▸ TASK TO CARRY OUT
Without altering anything, output the material below.

[Collected data entries]

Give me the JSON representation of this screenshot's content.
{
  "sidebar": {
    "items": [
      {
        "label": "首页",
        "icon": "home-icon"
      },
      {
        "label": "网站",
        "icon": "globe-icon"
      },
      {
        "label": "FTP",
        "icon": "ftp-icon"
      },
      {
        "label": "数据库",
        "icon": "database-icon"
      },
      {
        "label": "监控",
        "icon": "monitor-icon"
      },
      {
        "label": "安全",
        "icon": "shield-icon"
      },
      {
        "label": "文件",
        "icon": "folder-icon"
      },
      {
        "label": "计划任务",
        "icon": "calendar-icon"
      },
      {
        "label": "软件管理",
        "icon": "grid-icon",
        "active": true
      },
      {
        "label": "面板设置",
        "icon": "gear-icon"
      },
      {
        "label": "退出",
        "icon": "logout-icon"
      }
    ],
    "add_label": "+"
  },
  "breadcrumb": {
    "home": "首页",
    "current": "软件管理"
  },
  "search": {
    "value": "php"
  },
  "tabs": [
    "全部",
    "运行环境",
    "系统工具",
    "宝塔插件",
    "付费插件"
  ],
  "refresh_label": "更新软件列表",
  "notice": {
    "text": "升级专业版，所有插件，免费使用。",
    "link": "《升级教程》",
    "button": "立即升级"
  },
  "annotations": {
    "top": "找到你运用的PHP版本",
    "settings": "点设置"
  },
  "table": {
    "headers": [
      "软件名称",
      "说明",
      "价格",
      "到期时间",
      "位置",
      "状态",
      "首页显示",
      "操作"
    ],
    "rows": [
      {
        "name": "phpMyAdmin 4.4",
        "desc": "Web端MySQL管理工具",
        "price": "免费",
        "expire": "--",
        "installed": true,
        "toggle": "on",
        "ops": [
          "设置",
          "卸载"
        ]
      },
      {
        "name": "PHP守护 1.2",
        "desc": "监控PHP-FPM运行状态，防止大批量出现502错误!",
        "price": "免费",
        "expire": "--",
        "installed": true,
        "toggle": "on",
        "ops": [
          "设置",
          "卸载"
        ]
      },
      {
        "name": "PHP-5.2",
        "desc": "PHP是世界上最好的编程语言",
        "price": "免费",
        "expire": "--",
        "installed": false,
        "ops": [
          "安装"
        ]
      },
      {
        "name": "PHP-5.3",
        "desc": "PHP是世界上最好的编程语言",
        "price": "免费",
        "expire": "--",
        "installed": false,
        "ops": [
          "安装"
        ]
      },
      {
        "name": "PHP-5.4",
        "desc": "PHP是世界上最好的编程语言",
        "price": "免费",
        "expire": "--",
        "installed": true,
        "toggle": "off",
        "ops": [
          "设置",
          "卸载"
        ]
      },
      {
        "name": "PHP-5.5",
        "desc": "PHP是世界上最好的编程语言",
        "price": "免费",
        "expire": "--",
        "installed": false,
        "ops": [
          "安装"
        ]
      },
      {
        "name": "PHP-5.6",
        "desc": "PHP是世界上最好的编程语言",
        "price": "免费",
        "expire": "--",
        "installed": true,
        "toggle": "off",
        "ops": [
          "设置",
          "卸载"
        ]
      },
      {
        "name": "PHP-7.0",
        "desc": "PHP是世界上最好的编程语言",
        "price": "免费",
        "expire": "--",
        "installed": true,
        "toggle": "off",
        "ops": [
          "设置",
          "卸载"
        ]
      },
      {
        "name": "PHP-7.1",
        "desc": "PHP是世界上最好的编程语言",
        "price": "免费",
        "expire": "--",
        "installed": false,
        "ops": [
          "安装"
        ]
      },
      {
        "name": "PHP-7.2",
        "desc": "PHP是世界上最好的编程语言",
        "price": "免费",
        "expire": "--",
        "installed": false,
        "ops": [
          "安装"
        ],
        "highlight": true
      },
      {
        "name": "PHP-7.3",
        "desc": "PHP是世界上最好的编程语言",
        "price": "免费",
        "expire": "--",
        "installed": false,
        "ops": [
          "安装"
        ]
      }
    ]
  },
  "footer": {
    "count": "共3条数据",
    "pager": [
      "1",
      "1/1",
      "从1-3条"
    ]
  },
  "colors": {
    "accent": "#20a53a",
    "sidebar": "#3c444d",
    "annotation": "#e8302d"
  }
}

▸ SOLVED EXERCISE
Give me the JSON representation of this screenshot's content.
{
  "sidebar": {
    "items": [
      {
        "label": "首页",
        "icon": "home-icon"
      },
      {
        "label": "网站",
        "icon": "globe-icon"
      },
      {
        "label": "FTP",
        "icon": "ftp-icon"
      },
      {
        "label": "数据库",
        "icon": "database-icon"
      },
      {
        "label": "监控",
        "icon": "monitor-icon"
      },
      {
        "label": "安全",
        "icon": "shield-icon"
      },
      {
        "label": "文件",
        "icon": "folder-icon"
      },
      {
        "label": "计划任务",
        "icon": "calendar-icon"
      },
      {
        "label": "软件管理",
        "icon": "grid-icon",
        "active": true
      },
      {
        "label": "面板设置",
        "icon": "gear-icon"
      },
      {
        "label": "退出",
        "icon": "logout-icon"
      }
    ],
    "add_label": "+"
  },
  "breadcrumb": {
    "home": "首页",
    "current": "软件管理"
  },
  "search": {
    "value": "php"
  },
  "tabs": [
    "全部",
    "运行环境",
    "系统工具",
    "宝塔插件",
    "付费插件"
  ],
  "refresh_label": "更新软件列表",
  "notice": {
    "text": "升级专业版，所有插件，免费使用。",
    "link": "《升级教程》",
    "button": "立即升级"
  },
  "annotations": {
    "top": "找到你运用的PHP版本",
    "settings": "点设置"
  },
  "table": {
    "headers": [
      "软件名称",
      "说明",
      "价格",
      "到期时间",
      "位置",
      "状态",
      "首页显示",
      "操作"
    ],
    "rows": [
      {
        "name": "phpMyAdmin 4.4",
        "desc": "Web端MySQL管理工具",
        "price": "免费",
        "expire": "--",
        "installed": true,
        "toggle": "on",
        "ops": [
          "设置",
          "卸载"
        ]
      },
      {
        "name": "PHP守护 1.2",
        "desc": "监控PHP-FPM运行状态，防止大批量出现502错误!",
        "price": "免费",
        "expire": "--",
        "installed": true,
        "toggle": "on",
        "ops": [
          "设置",
          "卸载"
        ]
      },
      {
        "name": "PHP-5.2",
        "desc": "PHP是世界上最好的编程语言",
        "price": "免费",
        "expire": "--",
        "installed": false,
        "ops": [
          "安装"
        ]
      },
      {
        "name": "PHP-5.3",
        "desc": "PHP是世界上最好的编程语言",
        "price": "免费",
        "expire": "--",
        "installed": false,
        "ops": [
          "安装"
        ]
      },
      {
        "name": "PHP-5.4",
        "desc": "PHP是世界上最好的编程语言",
        "price": "免费",
        "expire": "--",
        "installed": true,
        "toggle": "off",
        "ops": [
          "设置",
          "卸载"
        ]
      },
      {
        "name": "PHP-5.5",
        "desc": "PHP是世界上最好的编程语言",
        "price": "免费",
        "expire": "--",
        "installed": false,
        "ops": [
          "安装"
        ]
      },
      {
        "name": "PHP-5.6",
        "desc": "PHP是世界上最好的编程语言",
        "price": "免费",
        "expire": "--",
        "installed": true,
        "toggle": "off",
        "ops": [
          "设置",
          "卸载"
        ]
      },
      {
        "name": "PHP-7.0",
        "desc": "PHP是世界上最好的编程语言",
        "price": "免费",
        "expire": "--",
        "installed": true,
        "toggle": "off",
        "ops": [
          "设置",
          "卸载"
        ]
      },
      {
        "name": "PHP-7.1",
        "desc": "PHP是世界上最好的编程语言",
        "price": "免费",
        "expire": "--",
        "installed": false,
        "ops": [
          "安装"
        ]
      },
      {
        "name": "PHP-7.2",
        "desc": "PHP是世界上最好的编程语言",
        "price": "免费",
        "expire": "--",
        "installed": false,
        "ops": [
          "安装"
        ],
        "highlight": true
      },
      {
        "name": "PHP-7.3",
        "desc": "PHP是世界上最好的编程语言",
        "price": "免费",
        "expire": "--",
        "installed": false,
        "ops": [
          "安装"
        ]
      }
    ]
  },
  "footer": {
    "count": "共3条数据",
    "pager": [
      "1",
      "1/1",
      "从1-3条"
    ]
  },
  "colors": {
    "accent": "#20a53a",
    "sidebar": "#3c444d",
    "annotation": "#e8302d"
  }
}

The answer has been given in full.